**EXTRACTED MATERIAL:**

** BEGIN **

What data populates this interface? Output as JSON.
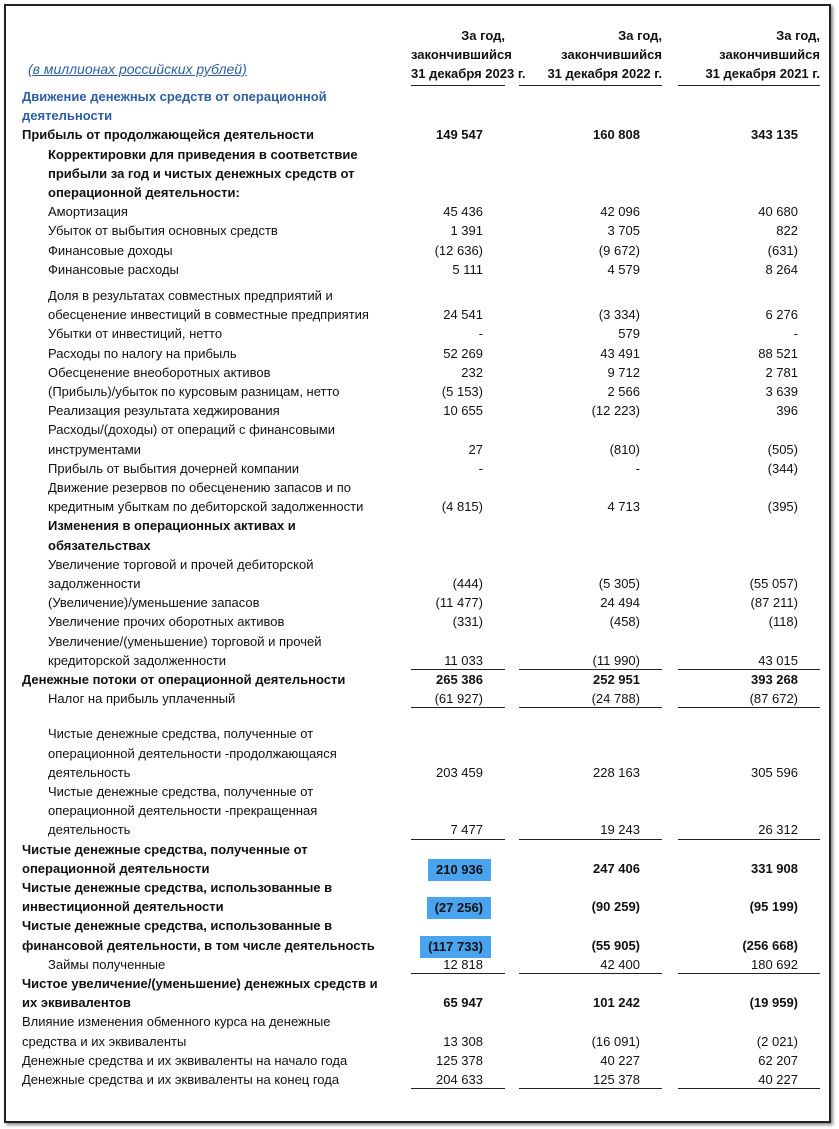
{
  "header": {
    "unit": "(в миллионах российских рублей)",
    "columns": [
      [
        "За год,",
        "закончившийся",
        "31 декабря 2023 г."
      ],
      [
        "За год,",
        "закончившийся",
        "31 декабря 2022 г."
      ],
      [
        "За год,",
        "закончившийся",
        "31 декабря 2021 г."
      ]
    ]
  },
  "table": {
    "rows": [
      {
        "label": [
          "Движение денежных средств от операционной",
          "деятельности"
        ]
      },
      {
        "label": [
          "Прибыль от продолжающейся деятельности"
        ],
        "values": [
          "149 547",
          "160 808",
          "343 135"
        ]
      },
      {
        "label": [
          "Корректировки для приведения в соответствие",
          "прибыли за год и чистых денежных средств от",
          "операционной деятельности:"
        ]
      },
      {
        "label": [
          "Амортизация"
        ],
        "values": [
          "45 436",
          "42 096",
          "40 680"
        ]
      },
      {
        "label": [
          "Убыток от выбытия основных средств"
        ],
        "values": [
          "1 391",
          "3 705",
          "822"
        ]
      },
      {
        "label": [
          "Финансовые доходы"
        ],
        "values": [
          "(12 636)",
          "(9 672)",
          "(631)"
        ]
      },
      {
        "label": [
          "Финансовые расходы"
        ],
        "values": [
          "5 111",
          "4 579",
          "8 264"
        ]
      },
      {
        "label": [
          "Доля в результатах совместных предприятий и",
          "обесценение инвестиций в совместные предприятия"
        ],
        "values": [
          "24 541",
          "(3 334)",
          "6 276"
        ]
      },
      {
        "label": [
          "Убытки от инвестиций, нетто"
        ],
        "values": [
          "-",
          "579",
          "-"
        ]
      },
      {
        "label": [
          "Расходы по налогу на прибыль"
        ],
        "values": [
          "52 269",
          "43 491",
          "88 521"
        ]
      },
      {
        "label": [
          "Обесценение внеоборотных активов"
        ],
        "values": [
          "232",
          "9 712",
          "2 781"
        ]
      },
      {
        "label": [
          "(Прибыль)/убыток по курсовым разницам, нетто"
        ],
        "values": [
          "(5 153)",
          "2 566",
          "3 639"
        ]
      },
      {
        "label": [
          "Реализация результата хеджирования"
        ],
        "values": [
          "10 655",
          "(12 223)",
          "396"
        ]
      },
      {
        "label": [
          "Расходы/(доходы) от операций с финансовыми",
          "инструментами"
        ],
        "values": [
          "27",
          "(810)",
          "(505)"
        ]
      },
      {
        "label": [
          "Прибыль от выбытия дочерней компании"
        ],
        "values": [
          "-",
          "-",
          "(344)"
        ]
      },
      {
        "label": [
          "Движение резервов по обесценению запасов и по",
          "кредитным убыткам по дебиторской задолженности"
        ],
        "values": [
          "(4 815)",
          "4 713",
          "(395)"
        ]
      },
      {
        "label": [
          "Изменения в операционных активах и",
          "обязательствах"
        ]
      },
      {
        "label": [
          "Увеличение торговой и прочей дебиторской",
          "задолженности"
        ],
        "values": [
          "(444)",
          "(5 305)",
          "(55 057)"
        ]
      },
      {
        "label": [
          "(Увеличение)/уменьшение запасов"
        ],
        "values": [
          "(11 477)",
          "24 494",
          "(87 211)"
        ]
      },
      {
        "label": [
          "Увеличение прочих оборотных активов"
        ],
        "values": [
          "(331)",
          "(458)",
          "(118)"
        ]
      },
      {
        "label": [
          "Увеличение/(уменьшение) торговой и прочей",
          "кредиторской задолженности"
        ],
        "values": [
          "11 033",
          "(11 990)",
          "43 015"
        ]
      },
      {
        "label": [
          "Денежные потоки от операционной деятельности"
        ],
        "values": [
          "265 386",
          "252 951",
          "393 268"
        ]
      },
      {
        "label": [
          "Налог на прибыль уплаченный"
        ],
        "values": [
          "(61 927)",
          "(24 788)",
          "(87 672)"
        ]
      },
      {
        "label": [
          "Чистые денежные средства, полученные от",
          "операционной деятельности -продолжающаяся",
          "деятельность"
        ],
        "values": [
          "203 459",
          "228 163",
          "305 596"
        ]
      },
      {
        "label": [
          "Чистые денежные средства, полученные от",
          "операционной деятельности -прекращенная",
          "деятельность"
        ],
        "values": [
          "7 477",
          "19 243",
          "26 312"
        ]
      },
      {
        "label": [
          "Чистые денежные средства, полученные от",
          "операционной деятельности"
        ],
        "values": [
          "210 936",
          "247 406",
          "331 908"
        ]
      },
      {
        "label": [
          "Чистые денежные средства, использованные в",
          "инвестиционной деятельности"
        ],
        "values": [
          "(27 256)",
          "(90 259)",
          "(95 199)"
        ]
      },
      {
        "label": [
          "Чистые денежные средства, использованные в",
          "финансовой деятельности, в том числе деятельность"
        ],
        "values": [
          "(117 733)",
          "(55 905)",
          "(256 668)"
        ]
      },
      {
        "label": [
          "Займы полученные"
        ],
        "values": [
          "12 818",
          "42 400",
          "180 692"
        ]
      },
      {
        "label": [
          "Чистое увеличение/(уменьшение) денежных средств и",
          "их эквивалентов"
        ],
        "values": [
          "65 947",
          "101 242",
          "(19 959)"
        ]
      },
      {
        "label": [
          "Влияние изменения обменного курса на денежные",
          "средства и их эквиваленты"
        ],
        "values": [
          "13 308",
          "(16 091)",
          "(2 021)"
        ]
      },
      {
        "label": [
          "Денежные средства и их эквиваленты на начало года"
        ],
        "values": [
          "125 378",
          "40 227",
          "62 207"
        ]
      },
      {
        "label": [
          "Денежные средства и их эквиваленты на конец года"
        ],
        "values": [
          "204 633",
          "125 378",
          "40 227"
        ]
      }
    ]
  }
}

** END **

**WHAT YOU NEED TO DO:**
Reproduce every line exactly and omit all pictures.

**ANSWER IN FULL:**
What data populates this interface? Output as JSON.
{
  "header": {
    "unit": "(в миллионах российских рублей)",
    "columns": [
      [
        "За год,",
        "закончившийся",
        "31 декабря 2023 г."
      ],
      [
        "За год,",
        "закончившийся",
        "31 декабря 2022 г."
      ],
      [
        "За год,",
        "закончившийся",
        "31 декабря 2021 г."
      ]
    ]
  },
  "table": {
    "rows": [
      {
        "label": [
          "Движение денежных средств от операционной",
          "деятельности"
        ]
      },
      {
        "label": [
          "Прибыль от продолжающейся деятельности"
        ],
        "values": [
          "149 547",
          "160 808",
          "343 135"
        ]
      },
      {
        "label": [
          "Корректировки для приведения в соответствие",
          "прибыли за год и чистых денежных средств от",
          "операционной деятельности:"
        ]
      },
      {
        "label": [
          "Амортизация"
        ],
        "values": [
          "45 436",
          "42 096",
          "40 680"
        ]
      },
      {
        "label": [
          "Убыток от выбытия основных средств"
        ],
        "values": [
          "1 391",
          "3 705",
          "822"
        ]
      },
      {
        "label": [
          "Финансовые доходы"
        ],
        "values": [
          "(12 636)",
          "(9 672)",
          "(631)"
        ]
      },
      {
        "label": [
          "Финансовые расходы"
        ],
        "values": [
          "5 111",
          "4 579",
          "8 264"
        ]
      },
      {
        "label": [
          "Доля в результатах совместных предприятий и",
          "обесценение инвестиций в совместные предприятия"
        ],
        "values": [
          "24 541",
          "(3 334)",
          "6 276"
        ]
      },
      {
        "label": [
          "Убытки от инвестиций, нетто"
        ],
        "values": [
          "-",
          "579",
          "-"
        ]
      },
      {
        "label": [
          "Расходы по налогу на прибыль"
        ],
        "values": [
          "52 269",
          "43 491",
          "88 521"
        ]
      },
      {
        "label": [
          "Обесценение внеоборотных активов"
        ],
        "values": [
          "232",
          "9 712",
          "2 781"
        ]
      },
      {
        "label": [
          "(Прибыль)/убыток по курсовым разницам, нетто"
        ],
        "values": [
          "(5 153)",
          "2 566",
          "3 639"
        ]
      },
      {
        "label": [
          "Реализация результата хеджирования"
        ],
        "values": [
          "10 655",
          "(12 223)",
          "396"
        ]
      },
      {
        "label": [
          "Расходы/(доходы) от операций с финансовыми",
          "инструментами"
        ],
        "values": [
          "27",
          "(810)",
          "(505)"
        ]
      },
      {
        "label": [
          "Прибыль от выбытия дочерней компании"
        ],
        "values": [
          "-",
          "-",
          "(344)"
        ]
      },
      {
        "label": [
          "Движение резервов по обесценению запасов и по",
          "кредитным убыткам по дебиторской задолженности"
        ],
        "values": [
          "(4 815)",
          "4 713",
          "(395)"
        ]
      },
      {
        "label": [
          "Изменения в операционных активах и",
          "обязательствах"
        ]
      },
      {
        "label": [
          "Увеличение торговой и прочей дебиторской",
          "задолженности"
        ],
        "values": [
          "(444)",
          "(5 305)",
          "(55 057)"
        ]
      },
      {
        "label": [
          "(Увеличение)/уменьшение запасов"
        ],
        "values": [
          "(11 477)",
          "24 494",
          "(87 211)"
        ]
      },
      {
        "label": [
          "Увеличение прочих оборотных активов"
        ],
        "values": [
          "(331)",
          "(458)",
          "(118)"
        ]
      },
      {
        "label": [
          "Увеличение/(уменьшение) торговой и прочей",
          "кредиторской задолженности"
        ],
        "values": [
          "11 033",
          "(11 990)",
          "43 015"
        ]
      },
      {
        "label": [
          "Денежные потоки от операционной деятельности"
        ],
        "values": [
          "265 386",
          "252 951",
          "393 268"
        ]
      },
      {
        "label": [
          "Налог на прибыль уплаченный"
        ],
        "values": [
          "(61 927)",
          "(24 788)",
          "(87 672)"
        ]
      },
      {
        "label": [
          "Чистые денежные средства, полученные от",
          "операционной деятельности -продолжающаяся",
          "деятельность"
        ],
        "values": [
          "203 459",
          "228 163",
          "305 596"
        ]
      },
      {
        "label": [
          "Чистые денежные средства, полученные от",
          "операционной деятельности -прекращенная",
          "деятельность"
        ],
        "values": [
          "7 477",
          "19 243",
          "26 312"
        ]
      },
      {
        "label": [
          "Чистые денежные средства, полученные от",
          "операционной деятельности"
        ],
        "values": [
          "210 936",
          "247 406",
          "331 908"
        ]
      },
      {
        "label": [
          "Чистые денежные средства, использованные в",
          "инвестиционной деятельности"
        ],
        "values": [
          "(27 256)",
          "(90 259)",
          "(95 199)"
        ]
      },
      {
        "label": [
          "Чистые денежные средства, использованные в",
          "финансовой деятельности, в том числе деятельность"
        ],
        "values": [
          "(117 733)",
          "(55 905)",
          "(256 668)"
        ]
      },
      {
        "label": [
          "Займы полученные"
        ],
        "values": [
          "12 818",
          "42 400",
          "180 692"
        ]
      },
      {
        "label": [
          "Чистое увеличение/(уменьшение) денежных средств и",
          "их эквивалентов"
        ],
        "values": [
          "65 947",
          "101 242",
          "(19 959)"
        ]
      },
      {
        "label": [
          "Влияние изменения обменного курса на денежные",
          "средства и их эквиваленты"
        ],
        "values": [
          "13 308",
          "(16 091)",
          "(2 021)"
        ]
      },
      {
        "label": [
          "Денежные средства и их эквиваленты на начало года"
        ],
        "values": [
          "125 378",
          "40 227",
          "62 207"
        ]
      },
      {
        "label": [
          "Денежные средства и их эквиваленты на конец года"
        ],
        "values": [
          "204 633",
          "125 378",
          "40 227"
        ]
      }
    ]
  }
}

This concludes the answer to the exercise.